### [Requirements]
Every line below is to be copied exactly, with the pictures left out.

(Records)

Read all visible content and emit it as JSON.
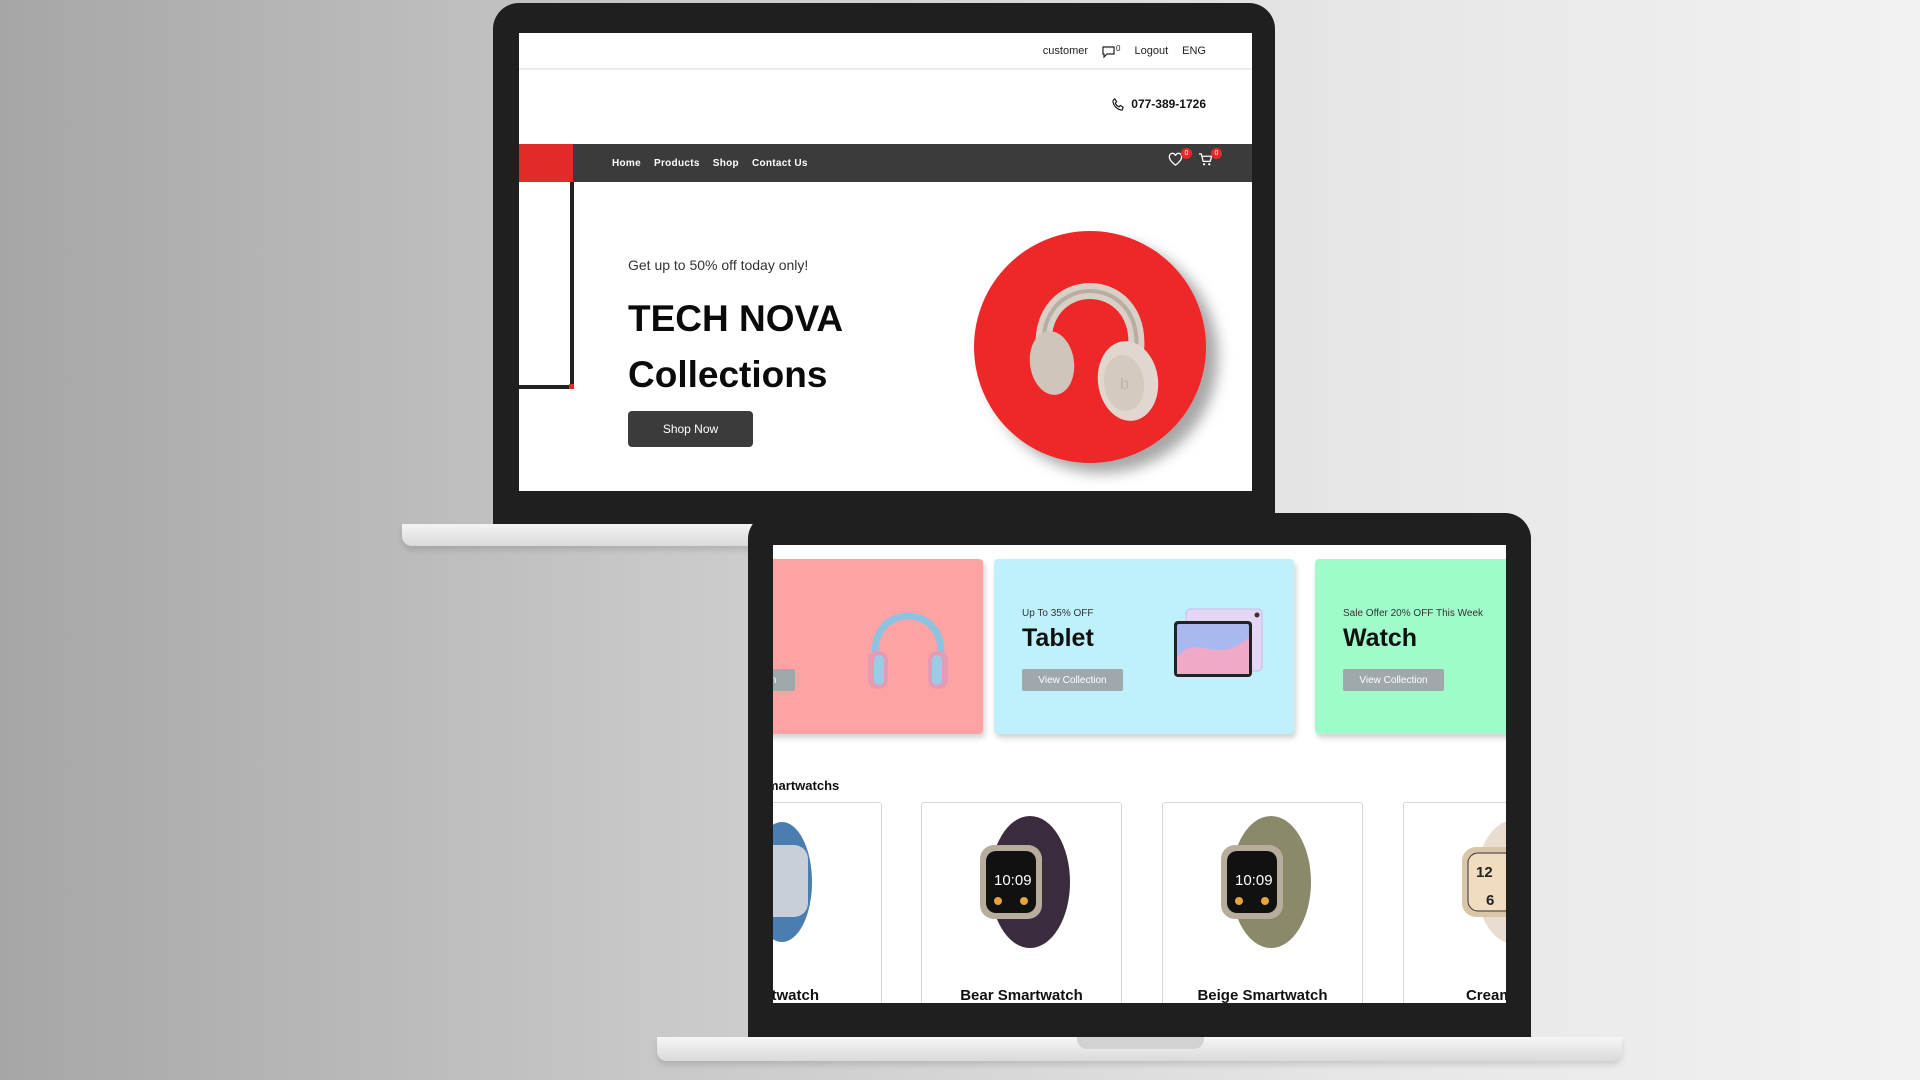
{
  "back_screen": {
    "util_bar": {
      "customer": "customer",
      "messages_count": "0",
      "logout": "Logout",
      "language": "ENG"
    },
    "phone": "077-389-1726",
    "nav": {
      "items": [
        "Home",
        "Products",
        "Shop",
        "Contact Us"
      ],
      "wishlist_count": "0",
      "cart_count": "0"
    },
    "hero": {
      "subtitle": "Get up to 50% off today only!",
      "title_line1": "TECH NOVA",
      "title_line2": "Collections",
      "button": "Shop Now"
    }
  },
  "front_screen": {
    "categories": [
      {
        "offer": "",
        "name": "",
        "button": "ion",
        "bg": "#fea3a3"
      },
      {
        "offer": "Up To 35% OFF",
        "name": "Tablet",
        "button": "View Collection",
        "bg": "#bef1fb"
      },
      {
        "offer": "Sale Offer 20% OFF This Week",
        "name": "Watch",
        "button": "View Collection",
        "bg": "#a0fbcb"
      }
    ],
    "section_title": "martwatchs",
    "products": [
      {
        "name": "martwatch",
        "band_color": "#4a7db0"
      },
      {
        "name": "Bear Smartwatch",
        "band_color": "#3a2c3e"
      },
      {
        "name": "Beige Smartwatch",
        "band_color": "#8a8a6a"
      },
      {
        "name": "Creamy Sr",
        "band_color": "#e8ddd0"
      }
    ]
  },
  "colors": {
    "accent_red": "#e32a2a",
    "nav_dark": "#3b3b3b"
  }
}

### [Task result]
Read all visible content and emit it as JSON.
{
  "back_screen": {
    "util_bar": {
      "customer": "customer",
      "messages_count": "0",
      "logout": "Logout",
      "language": "ENG"
    },
    "phone": "077-389-1726",
    "nav": {
      "items": [
        "Home",
        "Products",
        "Shop",
        "Contact Us"
      ],
      "wishlist_count": "0",
      "cart_count": "0"
    },
    "hero": {
      "subtitle": "Get up to 50% off today only!",
      "title_line1": "TECH NOVA",
      "title_line2": "Collections",
      "button": "Shop Now"
    }
  },
  "front_screen": {
    "categories": [
      {
        "offer": "",
        "name": "",
        "button": "ion",
        "bg": "#fea3a3"
      },
      {
        "offer": "Up To 35% OFF",
        "name": "Tablet",
        "button": "View Collection",
        "bg": "#bef1fb"
      },
      {
        "offer": "Sale Offer 20% OFF This Week",
        "name": "Watch",
        "button": "View Collection",
        "bg": "#a0fbcb"
      }
    ],
    "section_title": "martwatchs",
    "products": [
      {
        "name": "martwatch",
        "band_color": "#4a7db0"
      },
      {
        "name": "Bear Smartwatch",
        "band_color": "#3a2c3e"
      },
      {
        "name": "Beige Smartwatch",
        "band_color": "#8a8a6a"
      },
      {
        "name": "Creamy Sr",
        "band_color": "#e8ddd0"
      }
    ]
  },
  "colors": {
    "accent_red": "#e32a2a",
    "nav_dark": "#3b3b3b"
  }
}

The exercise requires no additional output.